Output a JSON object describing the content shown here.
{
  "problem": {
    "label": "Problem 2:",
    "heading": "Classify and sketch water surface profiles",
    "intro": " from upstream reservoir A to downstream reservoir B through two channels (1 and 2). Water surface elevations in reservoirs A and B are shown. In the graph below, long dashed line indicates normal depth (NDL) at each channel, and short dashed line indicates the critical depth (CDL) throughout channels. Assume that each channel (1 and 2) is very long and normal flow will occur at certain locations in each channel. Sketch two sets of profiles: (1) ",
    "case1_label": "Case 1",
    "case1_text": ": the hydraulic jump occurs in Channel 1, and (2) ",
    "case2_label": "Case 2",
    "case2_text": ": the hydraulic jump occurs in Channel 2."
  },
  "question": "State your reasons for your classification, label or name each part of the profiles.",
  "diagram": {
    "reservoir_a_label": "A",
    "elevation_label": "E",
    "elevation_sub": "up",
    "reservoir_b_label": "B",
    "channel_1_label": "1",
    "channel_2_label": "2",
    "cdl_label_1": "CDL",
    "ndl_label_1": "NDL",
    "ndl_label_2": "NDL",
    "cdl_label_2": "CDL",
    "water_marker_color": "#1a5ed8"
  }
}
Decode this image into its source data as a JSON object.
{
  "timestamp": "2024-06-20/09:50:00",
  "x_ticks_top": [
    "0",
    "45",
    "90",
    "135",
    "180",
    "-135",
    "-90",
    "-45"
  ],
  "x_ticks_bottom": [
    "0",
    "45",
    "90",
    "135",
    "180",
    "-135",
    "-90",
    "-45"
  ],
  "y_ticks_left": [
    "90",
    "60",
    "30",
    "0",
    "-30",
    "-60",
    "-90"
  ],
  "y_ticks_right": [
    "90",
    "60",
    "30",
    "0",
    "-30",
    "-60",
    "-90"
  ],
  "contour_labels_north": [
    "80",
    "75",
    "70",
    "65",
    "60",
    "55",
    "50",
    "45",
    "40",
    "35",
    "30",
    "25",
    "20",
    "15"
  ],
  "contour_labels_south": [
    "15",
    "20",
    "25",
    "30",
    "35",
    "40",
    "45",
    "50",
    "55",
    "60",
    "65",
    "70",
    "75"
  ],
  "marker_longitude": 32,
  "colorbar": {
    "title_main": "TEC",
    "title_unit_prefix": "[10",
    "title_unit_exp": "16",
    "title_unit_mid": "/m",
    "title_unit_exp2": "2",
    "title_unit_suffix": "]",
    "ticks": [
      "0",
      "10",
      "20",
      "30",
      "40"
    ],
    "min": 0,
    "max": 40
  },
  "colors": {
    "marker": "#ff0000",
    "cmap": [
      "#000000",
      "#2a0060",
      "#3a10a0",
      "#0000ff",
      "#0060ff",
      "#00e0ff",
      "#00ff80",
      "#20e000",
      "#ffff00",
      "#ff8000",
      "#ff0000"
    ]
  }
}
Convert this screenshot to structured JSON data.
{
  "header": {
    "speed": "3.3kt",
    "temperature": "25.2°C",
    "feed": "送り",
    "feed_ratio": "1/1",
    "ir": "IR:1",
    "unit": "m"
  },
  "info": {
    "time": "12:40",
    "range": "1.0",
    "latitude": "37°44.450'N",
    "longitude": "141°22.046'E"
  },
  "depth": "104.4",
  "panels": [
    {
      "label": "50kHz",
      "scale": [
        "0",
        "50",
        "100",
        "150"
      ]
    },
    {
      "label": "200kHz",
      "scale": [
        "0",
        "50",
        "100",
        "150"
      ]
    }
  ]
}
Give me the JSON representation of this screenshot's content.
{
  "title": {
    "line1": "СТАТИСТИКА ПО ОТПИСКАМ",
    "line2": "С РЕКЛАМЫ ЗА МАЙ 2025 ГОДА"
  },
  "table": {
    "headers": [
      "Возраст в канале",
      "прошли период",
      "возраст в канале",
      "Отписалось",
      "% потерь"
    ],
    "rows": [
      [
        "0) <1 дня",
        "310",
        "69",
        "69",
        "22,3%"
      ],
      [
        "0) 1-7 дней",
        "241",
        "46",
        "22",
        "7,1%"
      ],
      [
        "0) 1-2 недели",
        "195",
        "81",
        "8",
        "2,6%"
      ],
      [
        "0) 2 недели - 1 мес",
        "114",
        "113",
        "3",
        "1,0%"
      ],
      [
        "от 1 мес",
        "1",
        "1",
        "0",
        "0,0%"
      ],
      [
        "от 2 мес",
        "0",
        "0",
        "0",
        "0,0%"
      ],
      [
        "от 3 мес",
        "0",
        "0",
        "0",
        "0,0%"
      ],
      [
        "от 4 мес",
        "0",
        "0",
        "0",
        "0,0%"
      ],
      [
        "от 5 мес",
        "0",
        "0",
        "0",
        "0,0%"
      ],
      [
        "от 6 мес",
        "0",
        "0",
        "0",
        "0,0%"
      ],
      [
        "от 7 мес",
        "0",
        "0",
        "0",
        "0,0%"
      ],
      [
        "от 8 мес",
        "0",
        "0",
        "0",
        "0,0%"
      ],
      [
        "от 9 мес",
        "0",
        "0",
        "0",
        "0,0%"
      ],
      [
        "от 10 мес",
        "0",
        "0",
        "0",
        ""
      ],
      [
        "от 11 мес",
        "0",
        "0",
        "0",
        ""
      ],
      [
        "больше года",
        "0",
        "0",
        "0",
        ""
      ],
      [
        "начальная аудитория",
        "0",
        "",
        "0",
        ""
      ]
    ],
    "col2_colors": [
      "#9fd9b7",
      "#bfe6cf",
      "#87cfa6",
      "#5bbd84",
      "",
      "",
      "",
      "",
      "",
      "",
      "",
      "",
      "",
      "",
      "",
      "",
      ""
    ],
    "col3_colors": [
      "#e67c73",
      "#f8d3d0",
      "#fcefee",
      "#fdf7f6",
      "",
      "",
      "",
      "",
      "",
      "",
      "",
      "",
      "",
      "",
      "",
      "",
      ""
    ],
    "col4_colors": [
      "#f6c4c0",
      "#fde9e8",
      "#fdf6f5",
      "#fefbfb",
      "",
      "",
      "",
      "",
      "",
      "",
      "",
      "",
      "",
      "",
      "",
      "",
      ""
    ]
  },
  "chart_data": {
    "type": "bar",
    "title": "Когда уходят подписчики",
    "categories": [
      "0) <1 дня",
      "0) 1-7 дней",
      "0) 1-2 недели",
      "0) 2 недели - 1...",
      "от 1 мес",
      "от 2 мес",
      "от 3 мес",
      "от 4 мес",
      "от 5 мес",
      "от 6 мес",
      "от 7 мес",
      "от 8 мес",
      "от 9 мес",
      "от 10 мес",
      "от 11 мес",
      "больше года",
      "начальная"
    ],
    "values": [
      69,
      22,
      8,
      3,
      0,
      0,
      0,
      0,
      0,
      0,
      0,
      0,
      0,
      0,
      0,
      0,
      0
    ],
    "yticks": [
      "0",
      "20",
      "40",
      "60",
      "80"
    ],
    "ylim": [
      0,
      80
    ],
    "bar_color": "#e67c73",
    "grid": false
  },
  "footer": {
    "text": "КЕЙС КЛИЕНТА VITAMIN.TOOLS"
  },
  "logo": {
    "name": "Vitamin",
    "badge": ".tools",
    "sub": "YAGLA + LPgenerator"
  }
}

_What you will do_: The word "hydraulic" may appear on some lines of these records; state how many such lines there are, and nothing else.

_Full answer_: 2